Excerpt from a dataset:
— Begin —

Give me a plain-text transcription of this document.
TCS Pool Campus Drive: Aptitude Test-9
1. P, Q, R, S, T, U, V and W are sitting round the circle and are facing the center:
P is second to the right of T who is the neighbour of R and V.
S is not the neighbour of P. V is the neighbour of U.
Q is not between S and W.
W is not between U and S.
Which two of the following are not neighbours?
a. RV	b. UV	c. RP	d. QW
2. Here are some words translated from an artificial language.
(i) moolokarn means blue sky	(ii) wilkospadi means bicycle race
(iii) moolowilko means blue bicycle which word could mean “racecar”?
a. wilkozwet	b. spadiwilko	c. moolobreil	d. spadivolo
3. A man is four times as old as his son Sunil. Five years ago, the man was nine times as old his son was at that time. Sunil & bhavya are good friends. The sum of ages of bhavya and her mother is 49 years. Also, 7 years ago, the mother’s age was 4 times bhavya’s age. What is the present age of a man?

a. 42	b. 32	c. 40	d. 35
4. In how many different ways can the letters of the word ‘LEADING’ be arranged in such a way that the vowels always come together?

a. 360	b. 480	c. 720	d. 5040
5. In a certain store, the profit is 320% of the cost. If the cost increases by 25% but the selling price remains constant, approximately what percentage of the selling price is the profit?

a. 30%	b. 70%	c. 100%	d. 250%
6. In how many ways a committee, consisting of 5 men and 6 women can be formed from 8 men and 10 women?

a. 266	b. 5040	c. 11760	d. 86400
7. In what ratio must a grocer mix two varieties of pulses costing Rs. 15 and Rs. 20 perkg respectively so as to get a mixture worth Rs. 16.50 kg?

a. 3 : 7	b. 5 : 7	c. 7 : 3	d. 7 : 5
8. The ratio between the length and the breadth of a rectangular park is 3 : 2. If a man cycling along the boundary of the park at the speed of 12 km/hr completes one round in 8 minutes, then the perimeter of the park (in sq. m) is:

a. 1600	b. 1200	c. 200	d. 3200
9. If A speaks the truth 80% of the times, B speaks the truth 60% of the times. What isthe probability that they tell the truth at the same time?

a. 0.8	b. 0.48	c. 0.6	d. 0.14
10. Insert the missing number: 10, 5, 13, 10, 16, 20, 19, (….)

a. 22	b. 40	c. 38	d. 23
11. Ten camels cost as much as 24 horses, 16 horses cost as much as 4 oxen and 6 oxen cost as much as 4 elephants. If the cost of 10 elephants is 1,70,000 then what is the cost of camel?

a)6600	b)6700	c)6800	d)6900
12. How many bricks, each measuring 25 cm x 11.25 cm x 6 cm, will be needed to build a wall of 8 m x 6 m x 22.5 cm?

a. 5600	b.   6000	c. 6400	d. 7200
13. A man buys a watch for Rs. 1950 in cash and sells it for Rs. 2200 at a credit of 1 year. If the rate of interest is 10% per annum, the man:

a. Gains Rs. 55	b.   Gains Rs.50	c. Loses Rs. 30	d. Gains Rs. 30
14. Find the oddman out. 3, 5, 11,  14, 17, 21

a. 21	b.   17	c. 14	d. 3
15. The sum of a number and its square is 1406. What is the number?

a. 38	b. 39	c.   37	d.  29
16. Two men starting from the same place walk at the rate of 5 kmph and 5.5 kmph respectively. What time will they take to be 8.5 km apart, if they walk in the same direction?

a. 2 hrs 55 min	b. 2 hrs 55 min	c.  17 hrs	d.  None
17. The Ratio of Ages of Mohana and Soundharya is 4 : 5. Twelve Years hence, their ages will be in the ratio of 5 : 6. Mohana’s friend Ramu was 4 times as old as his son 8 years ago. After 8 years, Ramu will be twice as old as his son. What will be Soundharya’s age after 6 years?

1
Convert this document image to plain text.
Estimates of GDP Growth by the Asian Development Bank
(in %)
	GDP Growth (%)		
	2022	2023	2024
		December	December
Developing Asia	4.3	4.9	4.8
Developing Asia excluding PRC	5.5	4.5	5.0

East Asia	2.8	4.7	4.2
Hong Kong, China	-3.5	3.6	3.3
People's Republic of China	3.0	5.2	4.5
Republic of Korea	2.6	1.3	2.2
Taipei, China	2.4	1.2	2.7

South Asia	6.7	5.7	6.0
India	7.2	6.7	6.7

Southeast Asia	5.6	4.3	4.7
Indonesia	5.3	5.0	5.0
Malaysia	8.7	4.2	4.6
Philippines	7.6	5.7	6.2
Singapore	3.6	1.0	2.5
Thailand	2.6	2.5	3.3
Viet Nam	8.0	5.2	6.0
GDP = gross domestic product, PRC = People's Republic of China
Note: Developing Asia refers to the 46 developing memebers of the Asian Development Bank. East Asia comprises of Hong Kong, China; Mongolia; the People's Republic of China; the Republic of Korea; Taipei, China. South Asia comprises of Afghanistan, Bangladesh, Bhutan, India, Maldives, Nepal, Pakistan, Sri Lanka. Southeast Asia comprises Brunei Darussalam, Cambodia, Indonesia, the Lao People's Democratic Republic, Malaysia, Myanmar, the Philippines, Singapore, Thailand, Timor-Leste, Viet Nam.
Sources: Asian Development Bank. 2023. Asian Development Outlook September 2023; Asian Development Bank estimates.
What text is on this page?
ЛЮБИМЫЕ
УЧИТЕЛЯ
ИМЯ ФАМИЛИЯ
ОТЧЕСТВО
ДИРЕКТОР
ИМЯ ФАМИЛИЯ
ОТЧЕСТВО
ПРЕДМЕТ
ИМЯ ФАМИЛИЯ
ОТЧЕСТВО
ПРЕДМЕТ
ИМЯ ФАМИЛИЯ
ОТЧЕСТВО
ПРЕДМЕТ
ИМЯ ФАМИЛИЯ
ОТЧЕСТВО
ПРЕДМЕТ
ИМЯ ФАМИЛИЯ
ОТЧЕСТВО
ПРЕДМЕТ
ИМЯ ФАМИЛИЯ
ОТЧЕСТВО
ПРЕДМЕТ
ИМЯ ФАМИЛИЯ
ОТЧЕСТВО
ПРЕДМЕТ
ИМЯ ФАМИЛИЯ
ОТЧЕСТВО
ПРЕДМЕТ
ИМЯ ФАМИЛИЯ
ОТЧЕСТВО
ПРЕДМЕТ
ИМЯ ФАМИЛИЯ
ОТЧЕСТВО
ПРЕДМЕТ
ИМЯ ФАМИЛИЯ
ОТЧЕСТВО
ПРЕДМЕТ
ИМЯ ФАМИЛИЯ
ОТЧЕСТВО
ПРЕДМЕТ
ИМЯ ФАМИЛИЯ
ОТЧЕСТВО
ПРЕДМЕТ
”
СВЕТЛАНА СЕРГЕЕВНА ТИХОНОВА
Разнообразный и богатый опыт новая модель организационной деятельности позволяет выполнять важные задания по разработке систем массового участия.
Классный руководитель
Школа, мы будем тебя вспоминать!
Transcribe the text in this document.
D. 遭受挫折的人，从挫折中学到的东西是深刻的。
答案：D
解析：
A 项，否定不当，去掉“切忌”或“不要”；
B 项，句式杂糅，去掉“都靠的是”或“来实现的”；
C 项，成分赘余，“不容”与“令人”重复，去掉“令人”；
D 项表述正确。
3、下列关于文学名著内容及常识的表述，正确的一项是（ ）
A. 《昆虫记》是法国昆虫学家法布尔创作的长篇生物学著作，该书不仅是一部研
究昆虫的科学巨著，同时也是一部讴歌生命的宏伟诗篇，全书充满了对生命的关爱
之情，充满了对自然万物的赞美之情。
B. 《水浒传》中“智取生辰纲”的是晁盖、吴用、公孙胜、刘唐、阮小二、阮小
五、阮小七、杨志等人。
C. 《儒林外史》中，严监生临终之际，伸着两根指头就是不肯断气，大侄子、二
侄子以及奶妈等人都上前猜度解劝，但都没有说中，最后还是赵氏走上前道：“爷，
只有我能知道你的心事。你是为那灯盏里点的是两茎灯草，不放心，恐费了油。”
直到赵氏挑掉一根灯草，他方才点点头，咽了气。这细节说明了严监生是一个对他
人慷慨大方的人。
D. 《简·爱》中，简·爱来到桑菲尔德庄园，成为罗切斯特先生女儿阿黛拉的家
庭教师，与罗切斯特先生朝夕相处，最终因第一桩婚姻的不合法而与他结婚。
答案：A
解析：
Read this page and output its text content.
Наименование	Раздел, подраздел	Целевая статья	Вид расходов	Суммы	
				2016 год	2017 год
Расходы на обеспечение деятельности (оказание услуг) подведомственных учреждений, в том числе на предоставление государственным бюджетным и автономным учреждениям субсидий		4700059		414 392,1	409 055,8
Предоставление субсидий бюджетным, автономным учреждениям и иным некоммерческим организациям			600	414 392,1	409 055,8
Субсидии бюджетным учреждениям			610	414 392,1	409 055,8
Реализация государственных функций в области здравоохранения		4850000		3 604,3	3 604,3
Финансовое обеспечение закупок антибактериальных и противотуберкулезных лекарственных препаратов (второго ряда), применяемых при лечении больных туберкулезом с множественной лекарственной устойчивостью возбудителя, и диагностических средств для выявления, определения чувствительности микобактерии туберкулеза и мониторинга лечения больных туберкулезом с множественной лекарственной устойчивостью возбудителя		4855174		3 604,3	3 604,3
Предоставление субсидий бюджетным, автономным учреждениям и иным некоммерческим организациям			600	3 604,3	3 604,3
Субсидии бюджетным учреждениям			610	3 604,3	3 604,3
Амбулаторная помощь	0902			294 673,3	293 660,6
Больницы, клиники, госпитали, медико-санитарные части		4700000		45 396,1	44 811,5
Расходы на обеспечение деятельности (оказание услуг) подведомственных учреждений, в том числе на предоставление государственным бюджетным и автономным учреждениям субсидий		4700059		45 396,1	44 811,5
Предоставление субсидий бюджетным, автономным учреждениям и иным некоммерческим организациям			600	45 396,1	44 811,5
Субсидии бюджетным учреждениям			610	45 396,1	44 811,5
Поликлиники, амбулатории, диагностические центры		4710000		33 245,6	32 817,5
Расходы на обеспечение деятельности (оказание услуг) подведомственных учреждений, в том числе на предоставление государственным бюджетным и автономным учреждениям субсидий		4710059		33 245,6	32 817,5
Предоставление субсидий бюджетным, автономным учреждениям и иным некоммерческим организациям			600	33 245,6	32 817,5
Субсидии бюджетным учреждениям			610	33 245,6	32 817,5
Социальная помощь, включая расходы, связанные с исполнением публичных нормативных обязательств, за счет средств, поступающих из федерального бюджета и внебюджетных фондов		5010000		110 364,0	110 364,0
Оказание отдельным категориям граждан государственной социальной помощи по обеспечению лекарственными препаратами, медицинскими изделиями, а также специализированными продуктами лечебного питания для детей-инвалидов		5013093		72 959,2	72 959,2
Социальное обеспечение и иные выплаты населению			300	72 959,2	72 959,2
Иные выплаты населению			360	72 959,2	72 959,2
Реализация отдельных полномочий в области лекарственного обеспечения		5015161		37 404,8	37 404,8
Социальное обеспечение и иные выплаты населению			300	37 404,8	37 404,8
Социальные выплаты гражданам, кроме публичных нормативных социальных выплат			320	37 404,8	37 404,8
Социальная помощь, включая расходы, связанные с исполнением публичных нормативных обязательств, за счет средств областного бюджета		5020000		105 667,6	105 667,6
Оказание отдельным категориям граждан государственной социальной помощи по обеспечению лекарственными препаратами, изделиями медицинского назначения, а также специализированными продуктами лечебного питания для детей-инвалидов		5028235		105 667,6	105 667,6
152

— End —

* _THE TASK_: Go through the lines above. Select every one that has the string "средств".

* _RESPONSE TO THIS EXERCISE_:
Финансовое обеспечение закупок антибактериальных и противотуберкулезных лекарственных препаратов (второго ряда), применяемых при лечении больных туберкулезом с множественной лекарственной устойчивостью возбудителя, и диагностических средств для выявления, определения чувствительности микобактерии туберкулеза и мониторинга лечения больных туберкулезом с множественной лекарственной устойчивостью возбудителя		4855174		3 604,3	3 604,3
Социальная помощь, включая расходы, связанные с исполнением публичных нормативных обязательств, за счет средств, поступающих из федерального бюджета и внебюджетных фондов		5010000		110 364,0	110 364,0
Социальная помощь, включая расходы, связанные с исполнением публичных нормативных обязательств, за счет средств областного бюджета		5020000		105 667,6	105 667,6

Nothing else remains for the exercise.